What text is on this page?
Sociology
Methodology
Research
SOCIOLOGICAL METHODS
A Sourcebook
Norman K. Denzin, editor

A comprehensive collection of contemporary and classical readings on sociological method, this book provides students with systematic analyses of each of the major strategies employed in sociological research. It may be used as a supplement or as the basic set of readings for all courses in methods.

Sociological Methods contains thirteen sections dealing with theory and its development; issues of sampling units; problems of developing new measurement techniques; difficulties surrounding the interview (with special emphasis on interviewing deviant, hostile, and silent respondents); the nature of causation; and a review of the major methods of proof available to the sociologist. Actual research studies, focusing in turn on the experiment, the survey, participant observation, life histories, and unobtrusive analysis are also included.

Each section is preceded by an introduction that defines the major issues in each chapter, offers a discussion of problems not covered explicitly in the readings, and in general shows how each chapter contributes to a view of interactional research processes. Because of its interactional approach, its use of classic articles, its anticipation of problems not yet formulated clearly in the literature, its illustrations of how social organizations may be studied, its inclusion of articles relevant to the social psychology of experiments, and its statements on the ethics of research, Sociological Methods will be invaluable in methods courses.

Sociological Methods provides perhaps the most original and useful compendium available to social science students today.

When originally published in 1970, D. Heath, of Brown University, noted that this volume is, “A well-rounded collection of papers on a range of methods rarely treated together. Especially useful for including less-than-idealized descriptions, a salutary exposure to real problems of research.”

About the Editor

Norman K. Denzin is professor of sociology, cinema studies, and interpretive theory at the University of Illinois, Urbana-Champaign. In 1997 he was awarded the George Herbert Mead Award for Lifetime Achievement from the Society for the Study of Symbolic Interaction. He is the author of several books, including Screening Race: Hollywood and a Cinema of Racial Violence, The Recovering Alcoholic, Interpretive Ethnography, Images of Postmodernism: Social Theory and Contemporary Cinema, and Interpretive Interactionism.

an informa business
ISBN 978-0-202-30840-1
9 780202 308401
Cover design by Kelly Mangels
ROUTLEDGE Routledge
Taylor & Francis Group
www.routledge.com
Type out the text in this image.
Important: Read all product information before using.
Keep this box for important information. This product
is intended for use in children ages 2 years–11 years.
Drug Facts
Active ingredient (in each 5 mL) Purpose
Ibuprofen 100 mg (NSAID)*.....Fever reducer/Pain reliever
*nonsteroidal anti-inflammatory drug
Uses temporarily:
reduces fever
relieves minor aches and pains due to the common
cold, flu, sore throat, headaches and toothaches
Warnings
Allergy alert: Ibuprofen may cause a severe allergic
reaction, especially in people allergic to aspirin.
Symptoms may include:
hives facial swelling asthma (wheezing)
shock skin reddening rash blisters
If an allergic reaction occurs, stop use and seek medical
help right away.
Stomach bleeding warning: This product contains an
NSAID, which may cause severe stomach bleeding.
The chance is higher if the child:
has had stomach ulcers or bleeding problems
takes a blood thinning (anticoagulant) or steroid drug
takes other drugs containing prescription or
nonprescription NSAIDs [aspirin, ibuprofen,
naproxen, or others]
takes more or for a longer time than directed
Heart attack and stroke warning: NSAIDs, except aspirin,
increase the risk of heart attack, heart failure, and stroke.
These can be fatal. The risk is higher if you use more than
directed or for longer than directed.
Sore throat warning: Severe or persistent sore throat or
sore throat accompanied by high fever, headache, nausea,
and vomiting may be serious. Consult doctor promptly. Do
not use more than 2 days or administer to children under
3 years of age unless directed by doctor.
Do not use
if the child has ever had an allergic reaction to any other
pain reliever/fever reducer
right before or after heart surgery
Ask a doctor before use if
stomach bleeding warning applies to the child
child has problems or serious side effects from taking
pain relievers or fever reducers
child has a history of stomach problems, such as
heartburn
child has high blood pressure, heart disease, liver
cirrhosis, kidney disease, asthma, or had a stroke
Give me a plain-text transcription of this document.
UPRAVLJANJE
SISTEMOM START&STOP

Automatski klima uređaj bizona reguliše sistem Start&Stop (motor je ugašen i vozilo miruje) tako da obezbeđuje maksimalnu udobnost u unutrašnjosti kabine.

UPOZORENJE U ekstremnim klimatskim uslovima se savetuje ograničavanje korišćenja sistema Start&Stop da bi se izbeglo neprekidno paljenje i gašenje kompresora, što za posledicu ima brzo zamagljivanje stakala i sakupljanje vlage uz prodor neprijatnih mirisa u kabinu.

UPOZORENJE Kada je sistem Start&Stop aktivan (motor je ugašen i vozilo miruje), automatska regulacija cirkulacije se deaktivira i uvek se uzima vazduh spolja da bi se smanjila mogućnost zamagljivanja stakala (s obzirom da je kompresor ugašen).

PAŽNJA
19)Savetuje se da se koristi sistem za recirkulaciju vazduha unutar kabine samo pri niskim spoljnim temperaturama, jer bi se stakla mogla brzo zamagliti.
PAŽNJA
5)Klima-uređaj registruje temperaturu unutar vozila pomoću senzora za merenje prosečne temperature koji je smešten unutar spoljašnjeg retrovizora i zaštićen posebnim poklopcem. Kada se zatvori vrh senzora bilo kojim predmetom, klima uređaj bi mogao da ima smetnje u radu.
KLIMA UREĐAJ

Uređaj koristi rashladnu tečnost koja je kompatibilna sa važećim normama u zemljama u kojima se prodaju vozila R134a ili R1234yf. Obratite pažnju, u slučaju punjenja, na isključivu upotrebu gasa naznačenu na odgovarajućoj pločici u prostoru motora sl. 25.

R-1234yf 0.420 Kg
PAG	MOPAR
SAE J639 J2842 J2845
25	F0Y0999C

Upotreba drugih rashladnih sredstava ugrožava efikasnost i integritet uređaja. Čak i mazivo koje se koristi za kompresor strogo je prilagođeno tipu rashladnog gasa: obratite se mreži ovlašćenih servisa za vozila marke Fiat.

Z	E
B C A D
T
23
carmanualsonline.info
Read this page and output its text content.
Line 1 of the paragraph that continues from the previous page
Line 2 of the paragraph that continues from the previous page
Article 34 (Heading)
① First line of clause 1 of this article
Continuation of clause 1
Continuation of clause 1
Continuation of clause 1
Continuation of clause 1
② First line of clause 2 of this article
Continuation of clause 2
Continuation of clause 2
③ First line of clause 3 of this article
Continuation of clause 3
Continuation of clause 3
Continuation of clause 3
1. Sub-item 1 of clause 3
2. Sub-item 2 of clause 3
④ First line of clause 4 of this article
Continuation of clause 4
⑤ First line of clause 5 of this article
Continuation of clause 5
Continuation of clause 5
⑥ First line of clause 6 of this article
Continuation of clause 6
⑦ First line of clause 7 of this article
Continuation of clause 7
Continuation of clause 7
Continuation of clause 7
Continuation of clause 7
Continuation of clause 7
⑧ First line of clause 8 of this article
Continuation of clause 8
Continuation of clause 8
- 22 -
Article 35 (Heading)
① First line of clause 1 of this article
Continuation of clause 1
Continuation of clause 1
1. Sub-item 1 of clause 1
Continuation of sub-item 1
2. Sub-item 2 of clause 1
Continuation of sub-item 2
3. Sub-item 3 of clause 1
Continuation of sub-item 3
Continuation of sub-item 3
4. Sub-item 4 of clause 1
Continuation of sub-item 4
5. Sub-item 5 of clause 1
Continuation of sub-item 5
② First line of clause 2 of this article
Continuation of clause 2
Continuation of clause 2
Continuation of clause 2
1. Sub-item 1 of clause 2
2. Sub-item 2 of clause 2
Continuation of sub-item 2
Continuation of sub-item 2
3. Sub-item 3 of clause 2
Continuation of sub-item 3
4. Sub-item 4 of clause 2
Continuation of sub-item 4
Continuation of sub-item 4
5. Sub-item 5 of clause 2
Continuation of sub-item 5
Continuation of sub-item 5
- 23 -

---

What you should do
Find how many lines in the listing hold "text", and reply with that number only.

Exercise solution
4